→ Exercise:
Copy exactly, and only, the lines from the line containing "Output a JSON" through the last line of the records below, both included, and leave out any pictures.

Begin

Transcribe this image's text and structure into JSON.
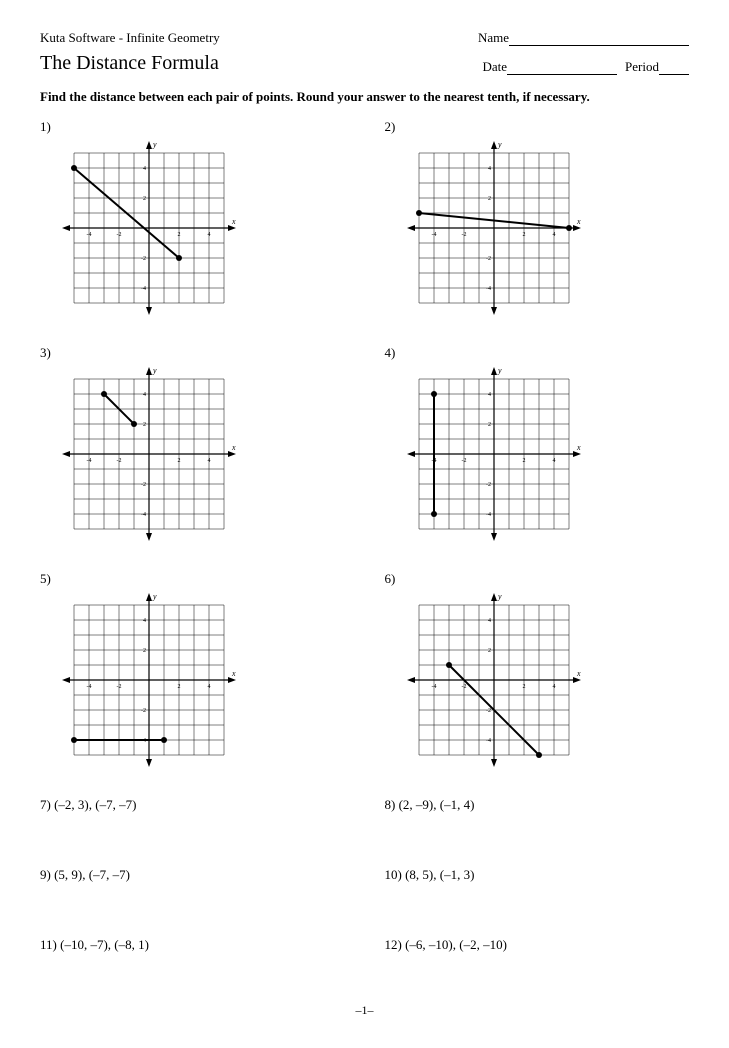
{
  "header": {
    "software": "Kuta Software - Infinite Geometry",
    "name_label": "Name",
    "date_label": "Date",
    "period_label": "Period"
  },
  "title": "The Distance Formula",
  "instruction": "Find the distance between each pair of points.  Round your answer to the nearest tenth, if necessary.",
  "footer": "–1–",
  "grid": {
    "xmin": -5,
    "xmax": 5,
    "ymin": -5,
    "ymax": 5,
    "cell": 15,
    "xticks": [
      -4,
      -2,
      2,
      4
    ],
    "yticks": [
      -4,
      -2,
      2,
      4
    ],
    "line_color": "#000000",
    "grid_color": "#000000",
    "tick_fontsize": 6
  },
  "problems": [
    {
      "n": "1)",
      "type": "graph",
      "p1": [
        -5,
        4
      ],
      "p2": [
        2,
        -2
      ]
    },
    {
      "n": "2)",
      "type": "graph",
      "p1": [
        -5,
        1
      ],
      "p2": [
        5,
        0
      ]
    },
    {
      "n": "3)",
      "type": "graph",
      "p1": [
        -3,
        4
      ],
      "p2": [
        -1,
        2
      ]
    },
    {
      "n": "4)",
      "type": "graph",
      "p1": [
        -4,
        4
      ],
      "p2": [
        -4,
        -4
      ]
    },
    {
      "n": "5)",
      "type": "graph",
      "p1": [
        -5,
        -4
      ],
      "p2": [
        1,
        -4
      ]
    },
    {
      "n": "6)",
      "type": "graph",
      "p1": [
        -3,
        1
      ],
      "p2": [
        3,
        -5
      ]
    },
    {
      "n": "7)",
      "type": "text",
      "pts": "(–2, 3),  (–7, –7)"
    },
    {
      "n": "8)",
      "type": "text",
      "pts": "(2, –9),  (–1, 4)"
    },
    {
      "n": "9)",
      "type": "text",
      "pts": "(5, 9),  (–7, –7)"
    },
    {
      "n": "10)",
      "type": "text",
      "pts": "(8, 5),  (–1, 3)"
    },
    {
      "n": "11)",
      "type": "text",
      "pts": "(–10, –7),  (–8, 1)"
    },
    {
      "n": "12)",
      "type": "text",
      "pts": "(–6, –10),  (–2, –10)"
    }
  ]
}
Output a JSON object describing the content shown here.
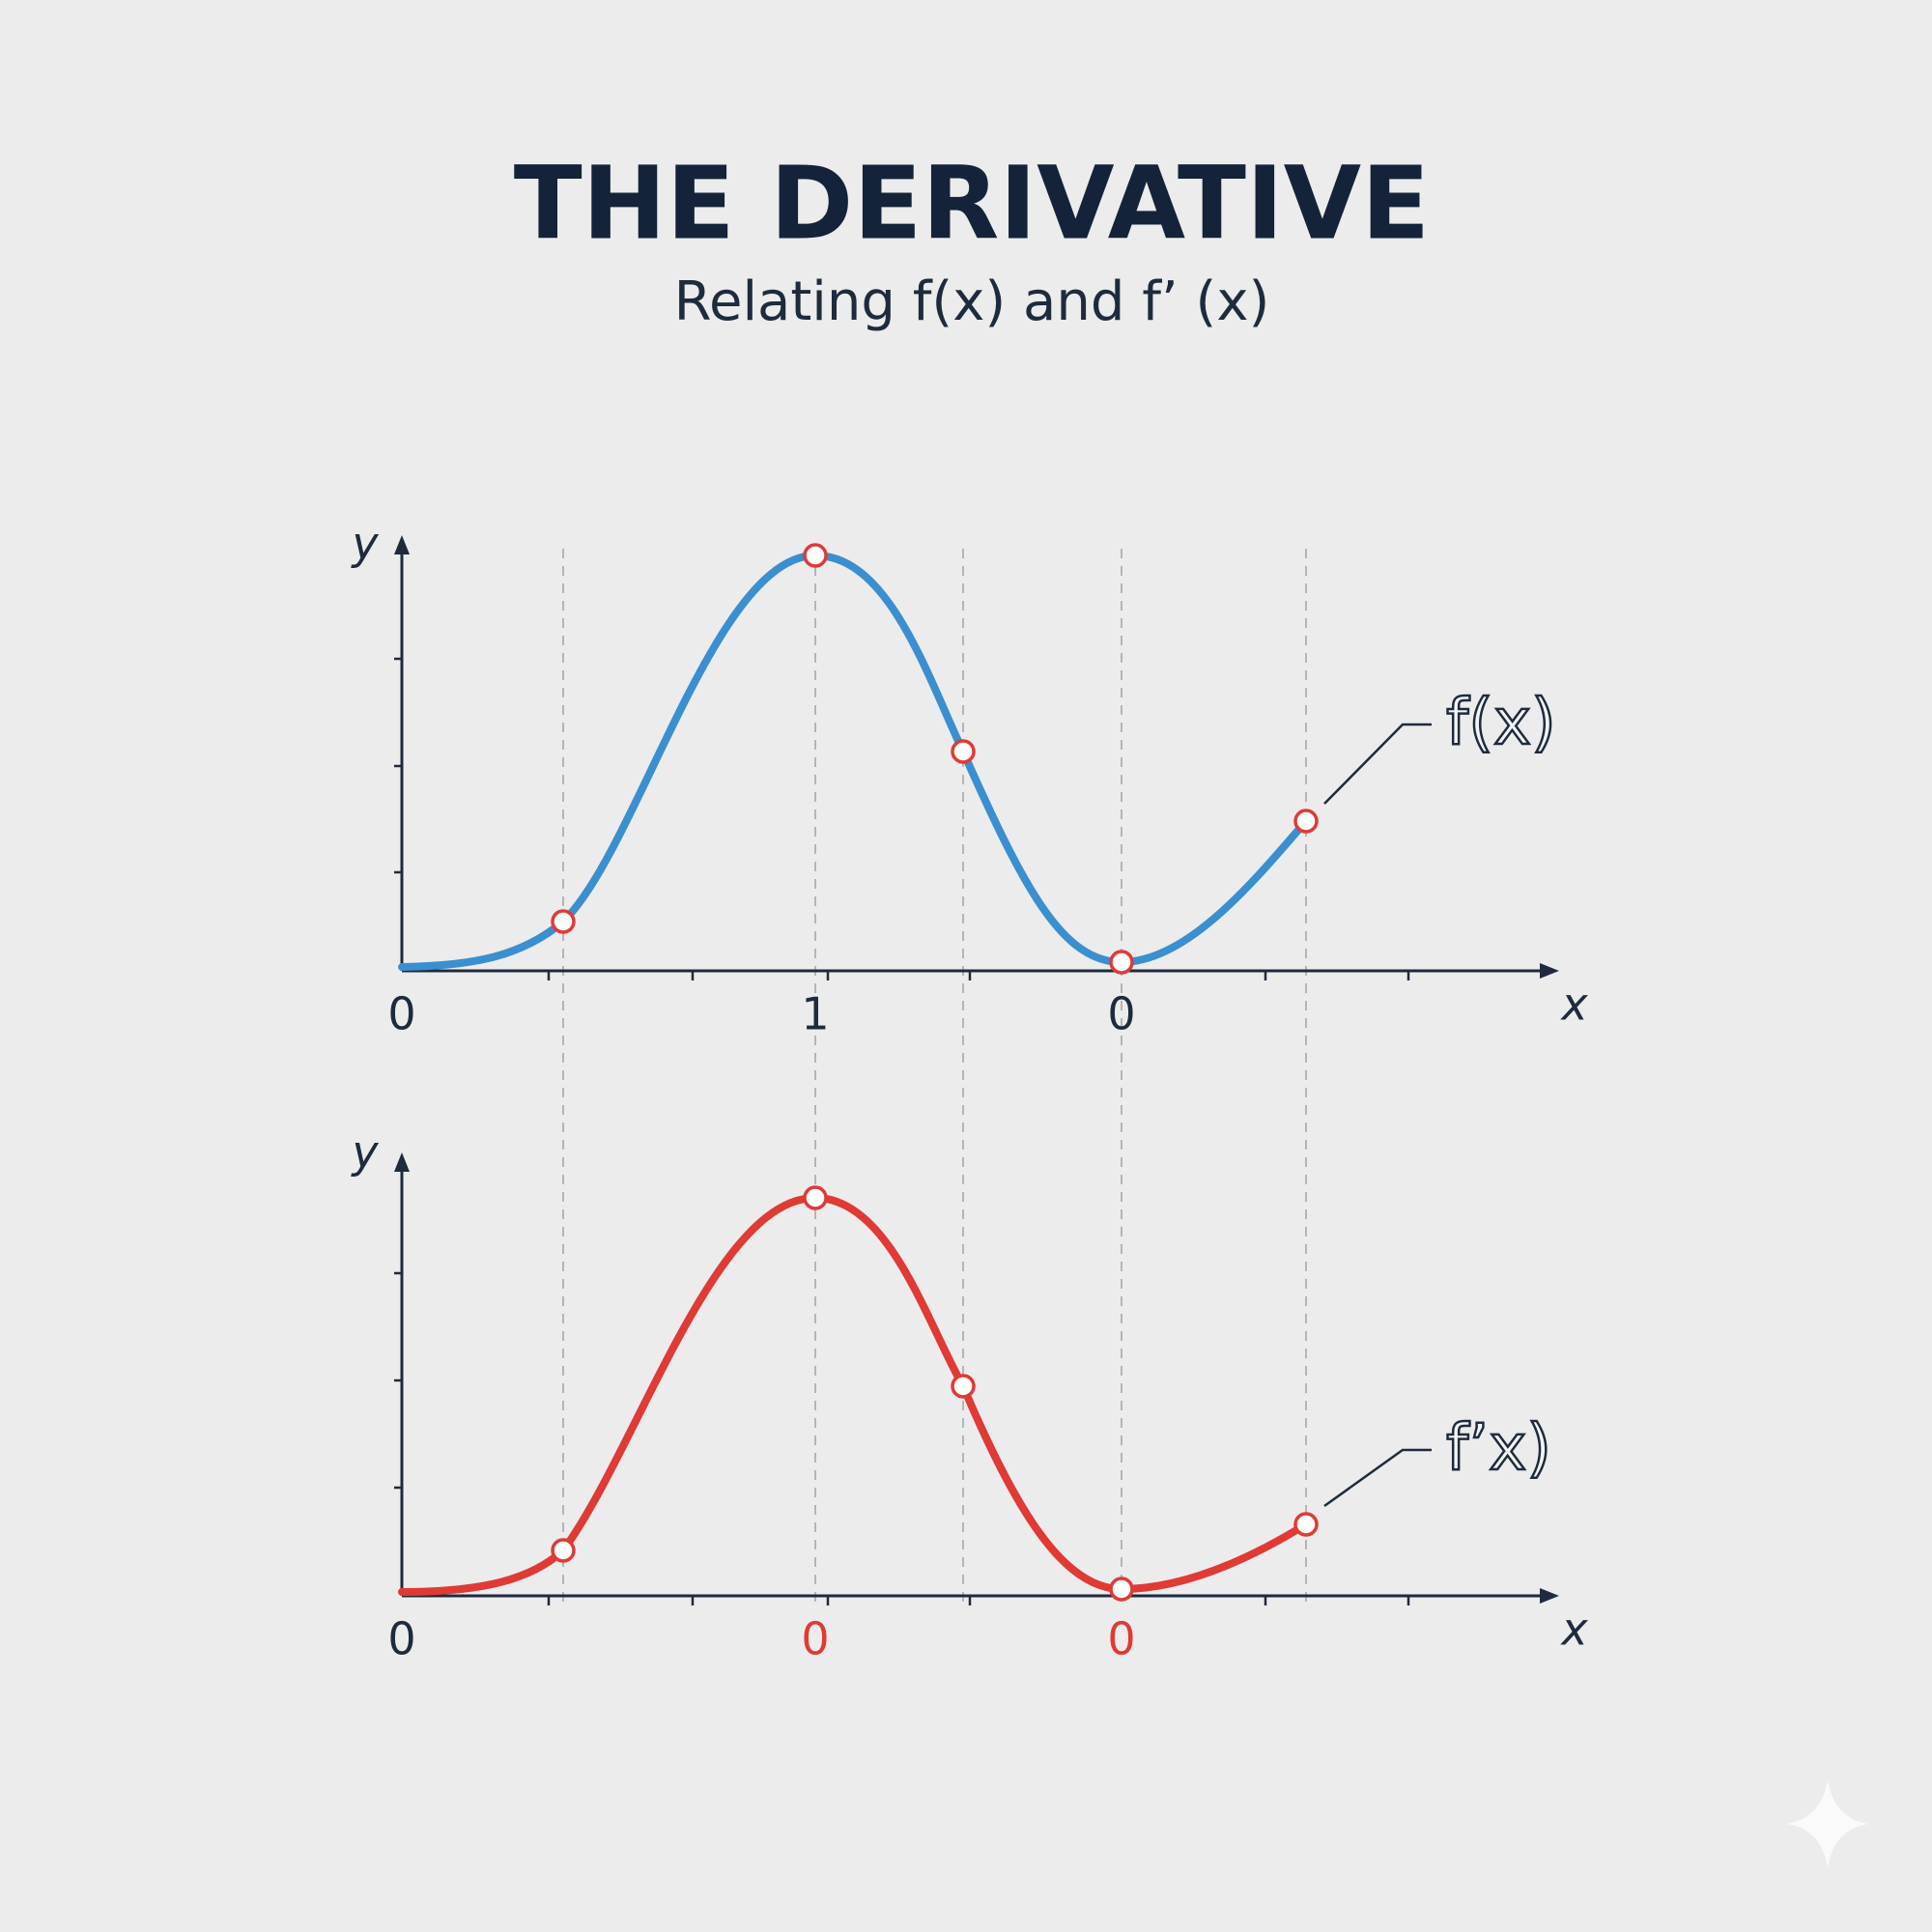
{
  "header": {
    "title": "THE DERIVATIVE",
    "subtitle": "Relating f(x) and f’ (x)"
  },
  "panels": [
    {
      "y_label": "y",
      "x_label": "x",
      "curve_label": "f(x)",
      "tick_labels": [
        "0",
        "1",
        "0"
      ]
    },
    {
      "y_label": "y",
      "x_label": "x",
      "curve_label": "f’x)",
      "tick_labels": [
        "0",
        "0",
        "0"
      ]
    }
  ]
}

End

→ Correct answer:
Output a JSON object describing the content shown here.
{
  "header": {
    "title": "THE DERIVATIVE",
    "subtitle": "Relating f(x) and f’ (x)"
  },
  "panels": [
    {
      "y_label": "y",
      "x_label": "x",
      "curve_label": "f(x)",
      "tick_labels": [
        "0",
        "1",
        "0"
      ]
    },
    {
      "y_label": "y",
      "x_label": "x",
      "curve_label": "f’x)",
      "tick_labels": [
        "0",
        "0",
        "0"
      ]
    }
  ]
}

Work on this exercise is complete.